### Text extract
--- BEGIN ---

BasicBWT API

This page contains part of the pydoc output generated for the BasicBWT class.

CLASSES
__builtin__.object
    BasicBWT

class BasicBWT(__builtin__.object)
 |  This class is the root class for ANY msbwt created by this code regardless of it being compressed or no.
 |  Shared Functions:
 |  __init__
 |  constructIndexing
 |  countOccurrencesOfSeq
 |  findIndicesOfStr
 |  getSequenceDollarID
 |  recoverString
 |  
 |  Override functions:
 |  loadMsbwt
 |  constructTotalCounts
 |  constructFMIndex
 |  getCharAtIndex
 |  getOccurrenceOfCharAtIndex
 |  getBWTRange
 |  getFullFMAtIndex
 |  iterInit
 |  iterNext
 |  iterNext_cython
 |  
 |  Methods defined here:
 |  
 |  __init__(...)
 |      Constructor
 |      Nothing special, use this for all at the start
 |  
 |  countOccurrencesOfSeq(...)
 |      This function counts the number of occurrences of the given sequence
 |      @param seq - the sequence to search for
 |      @param givenRange - the range to start from (if a partial search has already been run), default=whole range
 |      @return - an integer count of the number of times seq occurred in this BWT
 |  
 |  countPileup(...)
 |      This function takes an input sequence "seq" and counts the number of occurrences of all k-mers of size
 |      "kmerSize" in that sequence and return it in an array. Automatically includes reverse complement.
 |      @param seq - the seq to scan
 |      @param kmerSize - the size of the k-mer to count
 |      @return - a numpy array of size (len(seq)-kmerSize+1) containing the counts
 |  
 |  countSeqMatches(...)
 |      This function takes an input sequence "seq" and counts the number of occurrences of all k-mers of size
 |      "kmerSize" in that sequence and return it in an array.
 |      @param seq - the seq to scan
 |      @param kmerSize - the size of the k-mer to count
 |      @return - a numpy array of size (len(seq)-kmerSize+1) containing the counts
 |  
 |  countStrandedSeqMatches(...)
 |      This function takes an input sequence "seq" and counts the number of occurrences of all k-mers of size
 |      "kmerSize" in that sequence and return it in an array.
 |      @param seq - the seq to scan
 |      @param kmerSize - the size of the k-mer to count
 |      @return - a numpy array of size (len(seq)-kmerSize+1) containing the counts, and the other choice also
 |  
 |  countStrandedSeqMatchesNoOther(...)
 |      This function takes an input sequence "seq" and counts the number of occurrences of all k-mers of size
 |      "kmerSize" in that sequence and return it in an array.

--- END ---

### Exercise instructions
According to the BasicBWT API page, what does countOccurrencesOfSeq return? Rely only on the BasicBWT API page for your answers.

### Layout coordinate data
--- BEGIN ---

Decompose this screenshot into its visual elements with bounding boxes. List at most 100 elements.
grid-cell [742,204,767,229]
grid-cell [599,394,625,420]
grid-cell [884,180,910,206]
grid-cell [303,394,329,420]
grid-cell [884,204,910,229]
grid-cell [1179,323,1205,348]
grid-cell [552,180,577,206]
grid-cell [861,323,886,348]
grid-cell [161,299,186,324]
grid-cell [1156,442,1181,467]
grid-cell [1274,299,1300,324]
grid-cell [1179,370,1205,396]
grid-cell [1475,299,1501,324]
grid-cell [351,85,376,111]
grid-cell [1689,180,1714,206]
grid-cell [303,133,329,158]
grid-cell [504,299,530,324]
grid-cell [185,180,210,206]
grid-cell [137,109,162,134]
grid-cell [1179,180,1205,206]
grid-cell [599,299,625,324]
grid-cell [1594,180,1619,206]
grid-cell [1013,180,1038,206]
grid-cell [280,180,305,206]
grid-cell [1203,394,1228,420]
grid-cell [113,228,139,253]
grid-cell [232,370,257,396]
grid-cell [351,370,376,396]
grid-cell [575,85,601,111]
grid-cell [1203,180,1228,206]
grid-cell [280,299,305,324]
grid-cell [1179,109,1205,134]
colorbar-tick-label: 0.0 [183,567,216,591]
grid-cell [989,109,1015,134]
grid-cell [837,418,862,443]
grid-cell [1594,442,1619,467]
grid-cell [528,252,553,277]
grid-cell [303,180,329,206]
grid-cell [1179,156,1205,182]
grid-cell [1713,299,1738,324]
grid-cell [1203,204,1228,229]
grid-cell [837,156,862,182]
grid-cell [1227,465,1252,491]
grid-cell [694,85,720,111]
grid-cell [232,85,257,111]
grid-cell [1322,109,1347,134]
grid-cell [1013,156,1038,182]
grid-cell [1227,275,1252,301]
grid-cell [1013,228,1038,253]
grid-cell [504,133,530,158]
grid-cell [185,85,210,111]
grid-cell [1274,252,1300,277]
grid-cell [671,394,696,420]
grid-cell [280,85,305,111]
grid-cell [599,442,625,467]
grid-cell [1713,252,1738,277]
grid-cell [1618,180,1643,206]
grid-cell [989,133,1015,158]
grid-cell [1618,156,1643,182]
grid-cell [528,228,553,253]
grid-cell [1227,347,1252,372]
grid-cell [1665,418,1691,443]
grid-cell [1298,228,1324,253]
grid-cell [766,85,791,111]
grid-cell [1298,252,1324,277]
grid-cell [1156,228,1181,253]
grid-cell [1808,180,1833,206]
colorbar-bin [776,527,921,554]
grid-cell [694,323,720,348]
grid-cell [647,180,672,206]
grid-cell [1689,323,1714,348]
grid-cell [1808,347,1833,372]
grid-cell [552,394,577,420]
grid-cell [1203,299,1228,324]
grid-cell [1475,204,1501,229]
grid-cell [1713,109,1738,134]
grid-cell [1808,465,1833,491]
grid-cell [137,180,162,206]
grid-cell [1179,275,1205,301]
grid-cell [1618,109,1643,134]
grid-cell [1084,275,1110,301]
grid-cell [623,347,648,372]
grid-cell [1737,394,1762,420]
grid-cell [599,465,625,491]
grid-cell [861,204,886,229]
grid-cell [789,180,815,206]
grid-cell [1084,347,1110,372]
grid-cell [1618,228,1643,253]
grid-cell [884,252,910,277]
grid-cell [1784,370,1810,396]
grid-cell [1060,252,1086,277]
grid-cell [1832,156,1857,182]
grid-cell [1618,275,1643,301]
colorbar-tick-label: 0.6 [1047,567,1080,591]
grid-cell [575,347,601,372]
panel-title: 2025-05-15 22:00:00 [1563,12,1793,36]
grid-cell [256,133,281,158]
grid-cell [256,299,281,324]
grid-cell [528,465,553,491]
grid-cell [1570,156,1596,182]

--- END ---

### Written solution
An integer count of the number of times seq occurred in this BWT.